— RECORDS FOR THIS EXERCISE —
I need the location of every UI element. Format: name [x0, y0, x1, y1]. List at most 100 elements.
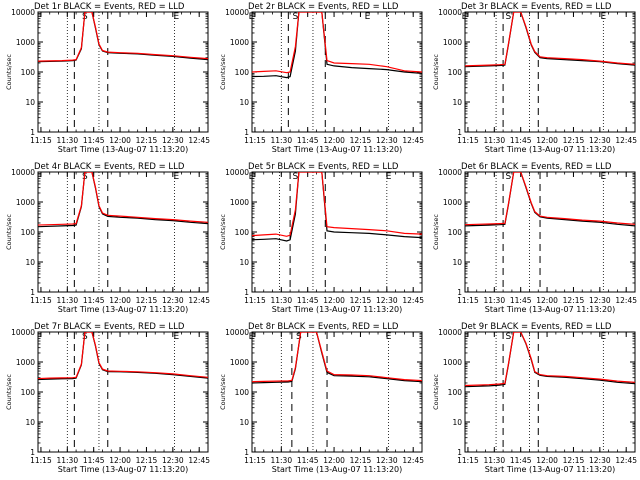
- y-tick-label: 1000: [230, 198, 249, 207]
- flare-marker-e: E: [249, 332, 255, 342]
- y-tick-label: 100: [235, 68, 250, 77]
- x-tick-label: 12:15: [136, 456, 158, 465]
- series-line-lld: [38, 172, 208, 226]
- y-tick-label: 10000: [225, 8, 249, 17]
- y-tick-label: 1000: [443, 198, 462, 207]
- x-tick-label: 12:45: [402, 296, 424, 305]
- panel-det-2: Det 2r BLACK = Events, RED = LLD 1 10 100 10…: [219, 2, 424, 154]
- y-tick-label: 1000: [443, 358, 462, 367]
- flare-marker-e: E: [174, 172, 180, 182]
- plot-frame: [251, 11, 423, 133]
- y-tick-label: 10000: [11, 8, 35, 17]
- x-tick-label: 12:00: [109, 136, 131, 145]
- y-tick-label: 10000: [11, 328, 35, 337]
- x-tick-label: 12:15: [136, 136, 158, 145]
- flare-marker-e: E: [601, 332, 607, 342]
- x-tick-label: 11:30: [483, 136, 505, 145]
- x-tick-label: 12:15: [563, 296, 585, 305]
- x-tick-label: 12:00: [536, 456, 558, 465]
- series-line-lld: [252, 332, 422, 383]
- y-tick-label: 10: [25, 258, 35, 267]
- x-axis-label: Start Time (13-Aug-07 11:13:20): [485, 465, 616, 474]
- y-tick-label: 1: [30, 448, 35, 457]
- x-axis-label: Start Time (13-Aug-07 11:13:20): [58, 145, 189, 154]
- y-tick-label: 100: [235, 388, 250, 397]
- panel-title: Det 4r BLACK = Events, RED = LLD: [34, 162, 185, 172]
- x-tick-label: 12:00: [536, 296, 558, 305]
- x-tick-label: 11:30: [483, 296, 505, 305]
- x-tick-label: 11:15: [244, 136, 266, 145]
- y-axis-label: Counts/sec: [432, 54, 440, 90]
- x-tick-label: 11:15: [244, 296, 266, 305]
- flare-marker-s: S: [506, 332, 512, 342]
- y-axis-label: Counts/sec: [432, 374, 440, 410]
- flare-marker-s: S: [293, 172, 299, 182]
- x-tick-label: 12:30: [589, 136, 611, 145]
- y-axis-label: Counts/sec: [432, 214, 440, 250]
- x-tick-label: 12:45: [615, 136, 637, 145]
- y-tick-label: 10000: [438, 168, 462, 177]
- x-tick-label: 11:45: [510, 136, 532, 145]
- x-tick-label: 12:00: [109, 456, 131, 465]
- panel-title: Det 1r BLACK = Events, RED = LLD: [34, 2, 185, 12]
- series-line-lld: [465, 172, 635, 226]
- y-tick-label: 10000: [438, 8, 462, 17]
- x-tick-label: 11:45: [297, 136, 319, 145]
- x-tick-label: 11:15: [30, 136, 52, 145]
- series-line-lld: [465, 12, 635, 67]
- x-tick-label: 11:15: [457, 456, 479, 465]
- x-tick-label: 12:15: [350, 296, 372, 305]
- plot-frame: [37, 331, 209, 453]
- y-axis-label: Counts/sec: [219, 214, 227, 250]
- x-tick-label: 11:15: [30, 456, 52, 465]
- x-tick-label: 12:45: [615, 456, 637, 465]
- x-tick-label: 11:15: [244, 456, 266, 465]
- y-tick-label: 100: [21, 228, 36, 237]
- x-axis-label: Start Time (13-Aug-07 11:13:20): [272, 145, 403, 154]
- y-tick-label: 10000: [438, 328, 462, 337]
- series-line-lld: [465, 332, 635, 387]
- panel-title: Det 3r BLACK = Events, RED = LLD: [461, 2, 612, 12]
- y-tick-label: 10: [452, 258, 462, 267]
- series-line-events: [465, 12, 635, 68]
- x-tick-label: 11:30: [56, 456, 78, 465]
- flare-marker-s: S: [506, 172, 512, 182]
- plot-frame: [37, 171, 209, 293]
- series-line-events: [38, 172, 208, 228]
- y-tick-label: 1: [30, 288, 35, 297]
- y-axis-label: Counts/sec: [5, 214, 13, 250]
- x-tick-label: 11:45: [83, 456, 105, 465]
- x-tick-label: 12:15: [136, 296, 158, 305]
- x-tick-label: 12:30: [376, 456, 398, 465]
- series-line-events: [252, 172, 422, 242]
- x-axis-label: Start Time (13-Aug-07 11:13:20): [58, 465, 189, 474]
- series-line-events: [252, 12, 422, 79]
- x-tick-label: 12:30: [376, 296, 398, 305]
- x-axis-label: Start Time (13-Aug-07 11:13:20): [272, 465, 403, 474]
- x-tick-label: 12:45: [615, 296, 637, 305]
- panel-det-1: Det 1r BLACK = Events, RED = LLD 1 10 100 10…: [5, 2, 210, 154]
- y-tick-label: 1000: [230, 358, 249, 367]
- y-tick-label: 1000: [16, 38, 35, 47]
- x-tick-label: 11:30: [56, 136, 78, 145]
- plot-frame: [464, 171, 636, 293]
- x-tick-label: 12:30: [162, 296, 184, 305]
- y-tick-label: 1: [244, 128, 249, 137]
- x-tick-label: 12:15: [350, 456, 372, 465]
- x-tick-label: 12:30: [589, 456, 611, 465]
- panel-title: Det 8r BLACK = Events, RED = LLD: [248, 322, 399, 332]
- x-tick-label: 12:30: [162, 136, 184, 145]
- series-line-lld: [252, 12, 422, 74]
- y-tick-label: 1: [244, 448, 249, 457]
- flare-marker-s: S: [82, 12, 88, 22]
- panel-title: Det 7r BLACK = Events, RED = LLD: [34, 322, 185, 332]
- y-tick-label: 1: [30, 128, 35, 137]
- y-tick-label: 1: [457, 288, 462, 297]
- y-tick-label: 1: [244, 288, 249, 297]
- y-tick-label: 1000: [16, 198, 35, 207]
- x-tick-label: 11:45: [83, 296, 105, 305]
- x-tick-label: 11:45: [297, 456, 319, 465]
- x-tick-label: 11:15: [457, 296, 479, 305]
- y-tick-label: 10: [25, 418, 35, 427]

— INSTRUCTIONS TO FOLLOW —
Reproduce every one of the rows above verbatim, line for line, omitting the pictures.

— CORRECT ANSWER —
I need the location of every UI element. Format: name [x0, y0, x1, y1]. List at most 100 elements.
- y-tick-label: 1000: [230, 198, 249, 207]
- flare-marker-e: E: [249, 332, 255, 342]
- y-tick-label: 100: [235, 68, 250, 77]
- x-tick-label: 12:15: [136, 456, 158, 465]
- series-line-lld: [38, 172, 208, 226]
- y-tick-label: 10000: [225, 8, 249, 17]
- y-tick-label: 1000: [443, 198, 462, 207]
- x-tick-label: 12:45: [402, 296, 424, 305]
- panel-det-2: Det 2r BLACK = Events, RED = LLD 1 10 100 10…: [219, 2, 424, 154]
- y-tick-label: 1000: [443, 358, 462, 367]
- flare-marker-e: E: [174, 172, 180, 182]
- plot-frame: [251, 11, 423, 133]
- y-tick-label: 10000: [11, 8, 35, 17]
- x-tick-label: 12:00: [109, 136, 131, 145]
- y-tick-label: 10000: [11, 328, 35, 337]
- x-tick-label: 12:15: [136, 136, 158, 145]
- flare-marker-e: E: [601, 332, 607, 342]
- x-tick-label: 11:30: [483, 136, 505, 145]
- x-tick-label: 12:15: [563, 296, 585, 305]
- x-tick-label: 12:00: [536, 456, 558, 465]
- series-line-lld: [252, 332, 422, 383]
- y-tick-label: 10: [25, 258, 35, 267]
- x-axis-label: Start Time (13-Aug-07 11:13:20): [485, 465, 616, 474]
- y-tick-label: 1: [30, 448, 35, 457]
- x-axis-label: Start Time (13-Aug-07 11:13:20): [58, 145, 189, 154]
- y-tick-label: 100: [235, 388, 250, 397]
- panel-title: Det 4r BLACK = Events, RED = LLD: [34, 162, 185, 172]
- x-tick-label: 12:00: [536, 296, 558, 305]
- x-tick-label: 11:30: [483, 296, 505, 305]
- x-tick-label: 11:15: [244, 136, 266, 145]
- y-axis-label: Counts/sec: [432, 54, 440, 90]
- x-tick-label: 11:15: [244, 296, 266, 305]
- flare-marker-s: S: [506, 332, 512, 342]
- y-axis-label: Counts/sec: [432, 374, 440, 410]
- flare-marker-s: S: [293, 172, 299, 182]
- x-tick-label: 12:30: [589, 136, 611, 145]
- y-axis-label: Counts/sec: [432, 214, 440, 250]
- x-tick-label: 12:45: [615, 136, 637, 145]
- y-tick-label: 10000: [438, 168, 462, 177]
- x-tick-label: 11:45: [510, 136, 532, 145]
- x-tick-label: 12:00: [109, 456, 131, 465]
- panel-title: Det 1r BLACK = Events, RED = LLD: [34, 2, 185, 12]
- series-line-lld: [465, 172, 635, 226]
- y-tick-label: 10000: [438, 8, 462, 17]
- x-tick-label: 11:45: [297, 136, 319, 145]
- x-tick-label: 11:15: [30, 136, 52, 145]
- series-line-lld: [465, 12, 635, 67]
- x-tick-label: 11:15: [457, 456, 479, 465]
- x-tick-label: 12:15: [350, 296, 372, 305]
- plot-frame: [37, 331, 209, 453]
- y-axis-label: Counts/sec: [219, 214, 227, 250]
- x-tick-label: 11:15: [30, 456, 52, 465]
- x-tick-label: 12:45: [615, 456, 637, 465]
- x-tick-label: 11:15: [244, 456, 266, 465]
- y-tick-label: 100: [21, 228, 36, 237]
- x-axis-label: Start Time (13-Aug-07 11:13:20): [272, 145, 403, 154]
- y-tick-label: 10000: [438, 328, 462, 337]
- series-line-lld: [465, 332, 635, 387]
- panel-title: Det 3r BLACK = Events, RED = LLD: [461, 2, 612, 12]
- y-tick-label: 10: [452, 258, 462, 267]
- series-line-events: [465, 12, 635, 68]
- x-tick-label: 11:30: [56, 456, 78, 465]
- flare-marker-s: S: [506, 172, 512, 182]
- plot-frame: [37, 171, 209, 293]
- series-line-events: [38, 172, 208, 228]
- y-tick-label: 1: [30, 288, 35, 297]
- y-axis-label: Counts/sec: [5, 214, 13, 250]
- x-tick-label: 11:45: [83, 456, 105, 465]
- x-tick-label: 12:15: [136, 296, 158, 305]
- x-tick-label: 12:30: [376, 456, 398, 465]
- series-line-events: [252, 172, 422, 242]
- x-axis-label: Start Time (13-Aug-07 11:13:20): [58, 465, 189, 474]
- series-line-events: [252, 12, 422, 79]
- x-tick-label: 12:30: [376, 296, 398, 305]
- x-axis-label: Start Time (13-Aug-07 11:13:20): [272, 465, 403, 474]
- x-tick-label: 12:45: [615, 296, 637, 305]
- panel-det-1: Det 1r BLACK = Events, RED = LLD 1 10 100 10…: [5, 2, 210, 154]
- y-tick-label: 1000: [230, 358, 249, 367]
- y-tick-label: 1000: [16, 38, 35, 47]
- x-tick-label: 11:30: [56, 136, 78, 145]
- plot-frame: [464, 171, 636, 293]
- x-tick-label: 12:30: [162, 296, 184, 305]
- y-tick-label: 1: [244, 128, 249, 137]
- x-tick-label: 12:15: [350, 456, 372, 465]
- x-tick-label: 12:30: [589, 456, 611, 465]
- panel-title: Det 8r BLACK = Events, RED = LLD: [248, 322, 399, 332]
- x-tick-label: 12:30: [162, 136, 184, 145]
- series-line-lld: [252, 12, 422, 74]
- y-tick-label: 1: [244, 448, 249, 457]
- flare-marker-s: S: [82, 12, 88, 22]
- panel-title: Det 7r BLACK = Events, RED = LLD: [34, 322, 185, 332]
- y-tick-label: 1: [30, 128, 35, 137]
- y-tick-label: 1: [457, 288, 462, 297]
- y-tick-label: 1: [244, 288, 249, 297]
- y-tick-label: 1000: [16, 198, 35, 207]
- x-tick-label: 11:45: [83, 296, 105, 305]
- x-tick-label: 11:45: [297, 456, 319, 465]
- x-tick-label: 11:15: [457, 296, 479, 305]
- y-tick-label: 10: [25, 418, 35, 427]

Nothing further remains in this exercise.